Passage to read:
The German Social Democratic Party therefore does not fight for new class privileges and class rights, but for the abolition of class rule and of classes themselves, for equal rights and equal obligations for all, without distinction of sex or birth. Starting from these views, it fights not only the exploitation and oppression of wage earners in society today, but every manner of exploitation and oppression, whether directed against a class, party, sex, or race.

Proceeding from these principles, the German Social Democratic Party demands, first of all:

1. Universal, equal, and direct suffrage with secret ballot in all elections, for all citizens of the Reich over the age of twenty, without distinction of sex. Proportional representation, and, until this is introduced, legal redistribution of electoral districts after every census. Two-year legislative periods. Holding of elections on a legal holiday. Compensation for elected representatives. Suspension of every restriction on political rights, except in the case of legal incapacity.

2. Direct legislation by the people through the rights of proposal and rejection. Self-determination and self-government of the people in Reich, state, province, and municipality. Election by the people of magistrates, who are answerable and liable to them. Annual voting of taxes.

3. Education of all to bear arms. Militia in the place of the standing army. Determination by the popular assembly on questions of war and peace. Settlement of all international disputes by arbitration.

4. Abolition of all laws that place women at a disadvantage compared with men in matters of public or private law.

5. Abolition of all laws that limit or suppress the free expression of opinion and restrict or suppress the right of association and assembly. Declaration that religion is a private matter. Abolition of all expenditures from public funds for ecclesiastical and religious purposes. Ecclesiastical and religious communities are to be regarded as private associations that regulate their affairs entirely autonomously.

6. Secularization of schools. Compulsory attendance at the public Volksschule [extended elementary school]. Free education, free educational materials, and free meals in the public Volksschulen, as well as at higher educational institutions for those boys and girls considered qualified for further education by virtue of their abilities.

7. Free administration of justice and free legal assistance. Administration of the law by judges elected by the people. Appeal in criminal cases. Compensation for individuals unjustly accused, imprisoned, or sentenced. Abolition of capital punishment.

Supplied records:
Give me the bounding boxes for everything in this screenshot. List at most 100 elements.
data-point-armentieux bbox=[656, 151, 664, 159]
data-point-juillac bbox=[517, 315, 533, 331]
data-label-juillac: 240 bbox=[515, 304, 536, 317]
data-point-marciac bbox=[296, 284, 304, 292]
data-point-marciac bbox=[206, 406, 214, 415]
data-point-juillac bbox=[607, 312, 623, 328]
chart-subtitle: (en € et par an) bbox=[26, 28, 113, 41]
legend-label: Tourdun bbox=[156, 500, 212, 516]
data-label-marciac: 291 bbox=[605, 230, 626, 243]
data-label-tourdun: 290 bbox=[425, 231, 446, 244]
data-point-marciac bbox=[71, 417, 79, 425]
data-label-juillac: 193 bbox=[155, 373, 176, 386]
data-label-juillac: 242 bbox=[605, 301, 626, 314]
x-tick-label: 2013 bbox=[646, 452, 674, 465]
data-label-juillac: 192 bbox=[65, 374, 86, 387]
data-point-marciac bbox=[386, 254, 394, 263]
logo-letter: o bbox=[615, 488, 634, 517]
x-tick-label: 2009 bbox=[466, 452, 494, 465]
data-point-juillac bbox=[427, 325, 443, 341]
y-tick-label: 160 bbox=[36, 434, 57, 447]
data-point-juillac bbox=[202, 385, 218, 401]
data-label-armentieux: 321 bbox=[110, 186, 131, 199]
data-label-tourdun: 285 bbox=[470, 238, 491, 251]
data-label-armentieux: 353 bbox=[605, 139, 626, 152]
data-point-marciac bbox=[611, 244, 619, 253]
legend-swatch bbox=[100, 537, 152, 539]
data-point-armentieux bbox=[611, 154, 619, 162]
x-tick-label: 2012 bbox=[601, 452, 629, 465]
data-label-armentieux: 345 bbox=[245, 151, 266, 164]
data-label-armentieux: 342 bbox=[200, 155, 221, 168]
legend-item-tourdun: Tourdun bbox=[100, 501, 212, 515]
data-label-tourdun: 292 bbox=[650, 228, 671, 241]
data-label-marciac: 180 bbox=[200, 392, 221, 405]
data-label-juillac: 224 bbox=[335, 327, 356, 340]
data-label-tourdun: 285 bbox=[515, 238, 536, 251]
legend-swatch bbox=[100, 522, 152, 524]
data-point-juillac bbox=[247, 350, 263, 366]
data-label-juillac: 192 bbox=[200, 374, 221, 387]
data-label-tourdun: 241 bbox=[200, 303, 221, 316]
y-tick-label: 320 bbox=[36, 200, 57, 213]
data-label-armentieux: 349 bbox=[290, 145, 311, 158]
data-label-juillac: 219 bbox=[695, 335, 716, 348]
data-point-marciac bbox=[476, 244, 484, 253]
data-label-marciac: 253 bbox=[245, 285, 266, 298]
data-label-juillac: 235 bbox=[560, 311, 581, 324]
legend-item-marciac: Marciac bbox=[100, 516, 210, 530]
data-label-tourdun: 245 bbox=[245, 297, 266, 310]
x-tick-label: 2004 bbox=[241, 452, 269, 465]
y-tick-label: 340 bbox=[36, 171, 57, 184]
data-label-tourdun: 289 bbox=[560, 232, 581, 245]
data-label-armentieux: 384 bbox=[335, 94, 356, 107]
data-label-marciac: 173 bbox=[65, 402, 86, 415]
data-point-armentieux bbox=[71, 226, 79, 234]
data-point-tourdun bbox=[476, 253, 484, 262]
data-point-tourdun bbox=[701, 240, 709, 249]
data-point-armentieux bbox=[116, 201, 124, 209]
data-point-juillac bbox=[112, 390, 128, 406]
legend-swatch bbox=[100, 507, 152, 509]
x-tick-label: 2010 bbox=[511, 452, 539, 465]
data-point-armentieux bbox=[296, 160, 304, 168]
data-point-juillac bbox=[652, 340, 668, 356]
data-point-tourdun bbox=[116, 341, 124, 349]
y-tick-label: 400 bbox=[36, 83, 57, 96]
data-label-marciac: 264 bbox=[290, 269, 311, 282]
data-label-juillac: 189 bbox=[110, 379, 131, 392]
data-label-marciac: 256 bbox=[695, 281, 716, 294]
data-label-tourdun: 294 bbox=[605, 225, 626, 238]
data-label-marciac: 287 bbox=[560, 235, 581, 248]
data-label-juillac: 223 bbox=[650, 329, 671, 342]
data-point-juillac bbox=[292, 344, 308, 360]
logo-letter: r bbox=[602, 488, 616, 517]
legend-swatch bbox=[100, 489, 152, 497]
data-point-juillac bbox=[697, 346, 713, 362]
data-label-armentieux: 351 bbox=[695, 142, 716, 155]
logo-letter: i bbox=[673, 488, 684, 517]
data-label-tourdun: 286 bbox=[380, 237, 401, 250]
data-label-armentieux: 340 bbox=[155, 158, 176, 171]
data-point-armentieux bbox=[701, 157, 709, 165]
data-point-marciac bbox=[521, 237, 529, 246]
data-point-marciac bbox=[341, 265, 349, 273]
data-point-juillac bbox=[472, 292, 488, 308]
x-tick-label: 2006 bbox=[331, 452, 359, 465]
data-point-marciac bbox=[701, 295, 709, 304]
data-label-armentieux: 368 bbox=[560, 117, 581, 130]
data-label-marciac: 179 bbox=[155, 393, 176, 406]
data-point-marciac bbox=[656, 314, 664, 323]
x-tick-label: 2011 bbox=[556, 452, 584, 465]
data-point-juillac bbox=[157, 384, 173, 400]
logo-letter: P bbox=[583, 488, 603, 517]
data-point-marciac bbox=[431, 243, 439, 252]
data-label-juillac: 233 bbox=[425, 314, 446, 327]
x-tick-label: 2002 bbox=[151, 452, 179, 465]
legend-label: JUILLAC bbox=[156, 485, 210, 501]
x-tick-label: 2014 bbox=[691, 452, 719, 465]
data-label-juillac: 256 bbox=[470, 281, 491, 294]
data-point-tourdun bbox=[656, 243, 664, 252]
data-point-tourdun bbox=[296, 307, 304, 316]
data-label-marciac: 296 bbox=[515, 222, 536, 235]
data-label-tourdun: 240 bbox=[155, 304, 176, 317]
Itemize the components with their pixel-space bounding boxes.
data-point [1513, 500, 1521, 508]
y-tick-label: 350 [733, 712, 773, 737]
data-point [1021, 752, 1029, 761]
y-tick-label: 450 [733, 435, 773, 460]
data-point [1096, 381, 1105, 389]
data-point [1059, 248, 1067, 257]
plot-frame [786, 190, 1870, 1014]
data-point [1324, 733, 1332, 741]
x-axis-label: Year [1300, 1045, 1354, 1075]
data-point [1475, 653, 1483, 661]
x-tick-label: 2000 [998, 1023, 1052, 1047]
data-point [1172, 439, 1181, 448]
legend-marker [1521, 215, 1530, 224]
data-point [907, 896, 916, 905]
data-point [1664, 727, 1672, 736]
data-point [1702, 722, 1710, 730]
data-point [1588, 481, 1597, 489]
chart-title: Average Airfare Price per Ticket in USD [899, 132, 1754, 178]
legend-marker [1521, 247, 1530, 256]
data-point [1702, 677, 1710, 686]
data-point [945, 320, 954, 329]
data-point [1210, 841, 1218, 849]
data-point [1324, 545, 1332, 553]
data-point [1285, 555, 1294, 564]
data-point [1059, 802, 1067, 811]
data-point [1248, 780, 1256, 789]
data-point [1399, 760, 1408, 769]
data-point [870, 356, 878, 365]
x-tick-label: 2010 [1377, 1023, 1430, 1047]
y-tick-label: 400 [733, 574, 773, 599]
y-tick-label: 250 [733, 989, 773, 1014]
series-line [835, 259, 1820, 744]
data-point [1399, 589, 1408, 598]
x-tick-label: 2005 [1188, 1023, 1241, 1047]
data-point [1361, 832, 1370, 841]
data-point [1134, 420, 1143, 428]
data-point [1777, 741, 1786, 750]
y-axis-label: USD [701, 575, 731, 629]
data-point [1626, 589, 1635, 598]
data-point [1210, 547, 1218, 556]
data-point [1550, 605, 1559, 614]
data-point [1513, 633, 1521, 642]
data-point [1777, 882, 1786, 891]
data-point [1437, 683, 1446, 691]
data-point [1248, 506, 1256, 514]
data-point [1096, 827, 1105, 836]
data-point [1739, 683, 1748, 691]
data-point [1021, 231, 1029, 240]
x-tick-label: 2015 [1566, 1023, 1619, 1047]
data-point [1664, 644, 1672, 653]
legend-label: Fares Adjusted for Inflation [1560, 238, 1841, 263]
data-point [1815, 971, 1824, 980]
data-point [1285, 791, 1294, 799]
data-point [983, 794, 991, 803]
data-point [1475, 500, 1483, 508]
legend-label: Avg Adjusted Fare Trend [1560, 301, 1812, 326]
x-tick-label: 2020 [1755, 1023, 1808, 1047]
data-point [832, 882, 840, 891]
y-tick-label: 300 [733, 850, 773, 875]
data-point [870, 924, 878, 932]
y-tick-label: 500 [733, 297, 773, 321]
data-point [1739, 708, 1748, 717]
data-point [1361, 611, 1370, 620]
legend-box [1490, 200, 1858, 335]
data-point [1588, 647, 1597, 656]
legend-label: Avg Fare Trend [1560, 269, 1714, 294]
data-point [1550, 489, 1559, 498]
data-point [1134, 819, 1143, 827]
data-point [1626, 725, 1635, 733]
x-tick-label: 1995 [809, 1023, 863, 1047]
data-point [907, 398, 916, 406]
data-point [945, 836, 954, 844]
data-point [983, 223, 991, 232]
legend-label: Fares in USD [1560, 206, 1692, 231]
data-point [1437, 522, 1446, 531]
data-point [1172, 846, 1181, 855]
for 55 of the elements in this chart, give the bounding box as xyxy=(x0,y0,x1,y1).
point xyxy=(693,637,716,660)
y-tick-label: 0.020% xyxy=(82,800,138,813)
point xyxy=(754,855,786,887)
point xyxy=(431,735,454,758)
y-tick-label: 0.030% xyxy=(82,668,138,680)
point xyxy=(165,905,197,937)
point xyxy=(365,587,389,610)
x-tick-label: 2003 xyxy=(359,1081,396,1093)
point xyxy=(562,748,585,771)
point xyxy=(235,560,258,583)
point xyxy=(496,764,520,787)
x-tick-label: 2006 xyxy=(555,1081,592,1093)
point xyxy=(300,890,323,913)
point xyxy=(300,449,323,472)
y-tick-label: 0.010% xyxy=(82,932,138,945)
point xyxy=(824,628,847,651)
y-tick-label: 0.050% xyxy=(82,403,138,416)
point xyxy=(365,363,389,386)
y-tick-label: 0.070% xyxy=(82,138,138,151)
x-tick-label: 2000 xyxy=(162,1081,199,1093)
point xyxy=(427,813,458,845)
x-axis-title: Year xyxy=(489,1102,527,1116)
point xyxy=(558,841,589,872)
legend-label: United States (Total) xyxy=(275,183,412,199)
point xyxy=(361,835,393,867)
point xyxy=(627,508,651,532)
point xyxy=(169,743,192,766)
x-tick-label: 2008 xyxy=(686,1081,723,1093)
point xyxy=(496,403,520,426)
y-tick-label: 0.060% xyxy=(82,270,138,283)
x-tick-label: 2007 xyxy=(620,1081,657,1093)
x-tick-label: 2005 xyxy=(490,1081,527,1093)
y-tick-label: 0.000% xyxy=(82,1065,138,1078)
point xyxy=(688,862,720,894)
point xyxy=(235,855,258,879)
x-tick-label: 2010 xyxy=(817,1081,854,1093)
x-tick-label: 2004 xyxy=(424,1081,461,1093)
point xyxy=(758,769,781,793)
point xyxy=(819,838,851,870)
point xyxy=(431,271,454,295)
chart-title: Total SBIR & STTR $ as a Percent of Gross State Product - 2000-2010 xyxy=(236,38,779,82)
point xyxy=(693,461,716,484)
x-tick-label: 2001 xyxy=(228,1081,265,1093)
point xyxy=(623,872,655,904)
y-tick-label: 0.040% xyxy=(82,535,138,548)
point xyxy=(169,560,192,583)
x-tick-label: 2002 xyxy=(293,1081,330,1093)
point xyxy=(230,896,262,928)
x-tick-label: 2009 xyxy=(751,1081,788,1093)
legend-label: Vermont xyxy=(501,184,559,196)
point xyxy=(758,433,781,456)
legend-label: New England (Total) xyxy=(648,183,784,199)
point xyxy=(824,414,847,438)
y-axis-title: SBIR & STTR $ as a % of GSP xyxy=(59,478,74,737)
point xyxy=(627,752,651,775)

Assignment 1:
In the party program text, list the groups named after "whether directed against" in the opening paragraph.
Assignment 2:
Carry the party program text forward from its final demand, the one ending with the abolition of capital punishment.
None of the material is needed for the work on this page.

Output 1:
A class, a party, a sex, and a race.

Output 2:
8. Free medical care, including midwifery and medicines. Free burial.

9. Graduated income and property tax for defraying all public expenditures, to the extent that they are to be paid for by taxation. Inheritance tax, graduated according to the size of the inheritance and the degree of kinship. Abolition of all indirect taxes, customs, and other economic measures that sacrifice the interests of the community to those of a privileged few.

For the protection of the working classes, the German Social Democratic Party demands, first of all:

1. Effective national and international worker protection laws on the following principles:

(a) Fixing of a normal working day not to exceed eight hours.

(b) Prohibition of gainful employment for children under the age of fourteen.

(c) Prohibition of night work, except in those industries that require night work for inherent technical reasons or for reasons of public welfare.

(d) An uninterrupted rest period of at least thirty-six hours every week for every worker.

(e) Prohibition of the truck system.

2. Supervision of all industrial establishments, investigation and regulation of working conditions in the cities and the countryside by a Reich labor department, district labor bureaus, and chambers of labor. Rigorous industrial hygiene.

3. Legal equality of agricultural laborers and domestic servants with industrial workers; abolition of the laws governing domestics.

4. Safeguarding of the freedom of association.

5. Takeover by the Reich government of the entire system of workers’ insurance, with decisive participation by the workers in its administration.